** begin Excerpted records **
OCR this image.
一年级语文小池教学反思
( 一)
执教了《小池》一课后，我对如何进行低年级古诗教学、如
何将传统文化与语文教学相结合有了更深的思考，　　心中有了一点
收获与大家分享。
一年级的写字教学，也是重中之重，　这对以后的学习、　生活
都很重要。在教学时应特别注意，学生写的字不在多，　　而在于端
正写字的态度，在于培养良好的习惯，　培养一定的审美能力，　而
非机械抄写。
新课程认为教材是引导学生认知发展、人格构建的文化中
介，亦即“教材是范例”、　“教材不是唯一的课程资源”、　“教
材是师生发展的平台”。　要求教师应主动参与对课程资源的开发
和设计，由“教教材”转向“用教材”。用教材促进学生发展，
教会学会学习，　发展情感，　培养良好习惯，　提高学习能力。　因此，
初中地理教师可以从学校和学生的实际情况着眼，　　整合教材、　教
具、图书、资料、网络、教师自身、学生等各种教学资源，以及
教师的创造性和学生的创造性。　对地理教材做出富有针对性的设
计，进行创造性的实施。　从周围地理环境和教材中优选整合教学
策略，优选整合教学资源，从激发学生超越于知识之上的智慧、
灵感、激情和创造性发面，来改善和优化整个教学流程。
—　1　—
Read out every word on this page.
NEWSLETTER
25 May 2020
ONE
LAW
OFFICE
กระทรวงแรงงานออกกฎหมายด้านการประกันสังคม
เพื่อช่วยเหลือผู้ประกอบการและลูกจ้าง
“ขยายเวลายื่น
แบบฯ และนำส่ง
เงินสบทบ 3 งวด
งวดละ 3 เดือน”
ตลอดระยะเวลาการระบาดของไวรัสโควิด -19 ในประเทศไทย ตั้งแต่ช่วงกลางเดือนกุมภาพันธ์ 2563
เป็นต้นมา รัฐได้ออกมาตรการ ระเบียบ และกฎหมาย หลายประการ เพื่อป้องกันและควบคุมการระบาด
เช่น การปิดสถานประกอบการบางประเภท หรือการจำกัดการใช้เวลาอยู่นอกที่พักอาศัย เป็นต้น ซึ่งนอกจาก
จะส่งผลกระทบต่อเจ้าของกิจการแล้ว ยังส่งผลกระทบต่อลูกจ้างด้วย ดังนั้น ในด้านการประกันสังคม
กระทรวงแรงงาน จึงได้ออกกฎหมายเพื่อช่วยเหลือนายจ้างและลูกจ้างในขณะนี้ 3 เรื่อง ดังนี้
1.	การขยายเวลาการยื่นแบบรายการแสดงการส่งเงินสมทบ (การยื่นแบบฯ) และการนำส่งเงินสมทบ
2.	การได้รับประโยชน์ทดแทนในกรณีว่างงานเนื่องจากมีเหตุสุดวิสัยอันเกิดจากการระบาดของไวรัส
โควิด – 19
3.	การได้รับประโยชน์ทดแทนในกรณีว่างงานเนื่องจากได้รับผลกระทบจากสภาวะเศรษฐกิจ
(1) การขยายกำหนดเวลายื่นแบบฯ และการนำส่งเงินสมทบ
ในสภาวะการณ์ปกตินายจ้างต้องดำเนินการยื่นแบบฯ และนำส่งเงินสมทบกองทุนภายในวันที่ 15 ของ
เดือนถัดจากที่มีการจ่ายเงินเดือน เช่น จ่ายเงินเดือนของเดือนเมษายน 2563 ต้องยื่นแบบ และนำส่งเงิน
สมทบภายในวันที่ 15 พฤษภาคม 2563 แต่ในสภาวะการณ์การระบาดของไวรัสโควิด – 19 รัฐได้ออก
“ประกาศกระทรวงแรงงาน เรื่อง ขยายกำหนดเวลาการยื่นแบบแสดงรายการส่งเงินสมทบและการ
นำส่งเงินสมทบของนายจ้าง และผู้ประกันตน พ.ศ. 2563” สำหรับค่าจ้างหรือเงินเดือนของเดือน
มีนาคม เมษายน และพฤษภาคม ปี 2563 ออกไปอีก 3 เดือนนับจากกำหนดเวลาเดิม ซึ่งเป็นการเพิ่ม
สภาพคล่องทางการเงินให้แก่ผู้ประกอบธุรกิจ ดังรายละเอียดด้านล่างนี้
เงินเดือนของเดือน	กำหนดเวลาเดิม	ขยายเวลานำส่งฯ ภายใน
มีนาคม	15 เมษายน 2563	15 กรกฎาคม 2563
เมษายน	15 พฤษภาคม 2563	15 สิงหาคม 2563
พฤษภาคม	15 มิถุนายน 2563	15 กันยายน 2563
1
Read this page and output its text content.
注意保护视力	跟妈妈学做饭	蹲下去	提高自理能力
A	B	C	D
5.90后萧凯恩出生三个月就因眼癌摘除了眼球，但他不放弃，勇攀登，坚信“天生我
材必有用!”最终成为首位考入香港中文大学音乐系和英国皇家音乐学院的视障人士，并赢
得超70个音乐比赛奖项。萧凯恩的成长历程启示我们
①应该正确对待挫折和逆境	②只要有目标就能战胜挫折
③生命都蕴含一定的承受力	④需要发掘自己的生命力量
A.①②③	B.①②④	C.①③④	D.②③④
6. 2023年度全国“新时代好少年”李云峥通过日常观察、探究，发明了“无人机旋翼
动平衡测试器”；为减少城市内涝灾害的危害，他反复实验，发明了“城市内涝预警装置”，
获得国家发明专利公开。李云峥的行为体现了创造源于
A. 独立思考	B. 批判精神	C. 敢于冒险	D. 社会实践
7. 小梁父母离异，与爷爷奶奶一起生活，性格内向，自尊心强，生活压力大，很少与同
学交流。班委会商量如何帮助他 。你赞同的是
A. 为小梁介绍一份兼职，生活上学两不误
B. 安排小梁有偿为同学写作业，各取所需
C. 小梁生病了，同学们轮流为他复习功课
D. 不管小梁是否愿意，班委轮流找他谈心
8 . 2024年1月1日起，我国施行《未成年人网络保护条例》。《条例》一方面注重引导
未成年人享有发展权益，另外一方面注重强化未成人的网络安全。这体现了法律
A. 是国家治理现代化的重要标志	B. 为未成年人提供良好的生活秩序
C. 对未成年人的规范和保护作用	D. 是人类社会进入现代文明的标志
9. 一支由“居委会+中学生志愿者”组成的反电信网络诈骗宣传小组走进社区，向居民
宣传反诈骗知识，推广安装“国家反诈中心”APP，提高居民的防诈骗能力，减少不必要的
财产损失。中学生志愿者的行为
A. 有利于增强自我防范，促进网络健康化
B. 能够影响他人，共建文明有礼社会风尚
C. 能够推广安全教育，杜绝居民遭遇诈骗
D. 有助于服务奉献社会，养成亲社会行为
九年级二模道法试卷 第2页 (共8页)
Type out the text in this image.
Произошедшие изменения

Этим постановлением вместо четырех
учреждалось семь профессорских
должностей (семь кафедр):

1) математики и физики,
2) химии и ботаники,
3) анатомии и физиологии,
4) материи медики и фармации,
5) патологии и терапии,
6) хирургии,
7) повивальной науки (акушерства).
** end Excerpted records **
Required work: Look through the records and gather every line containing "านการประก".

Completed task:
กระทรวงแรงงานออกกฎหมายด้านการประกันสังคม
จะส่งผลกระทบต่อเจ้าของกิจการแล้ว ยังส่งผลกระทบต่อลูกจ้างด้วย ดังนั้น ในด้านการประกันสังคม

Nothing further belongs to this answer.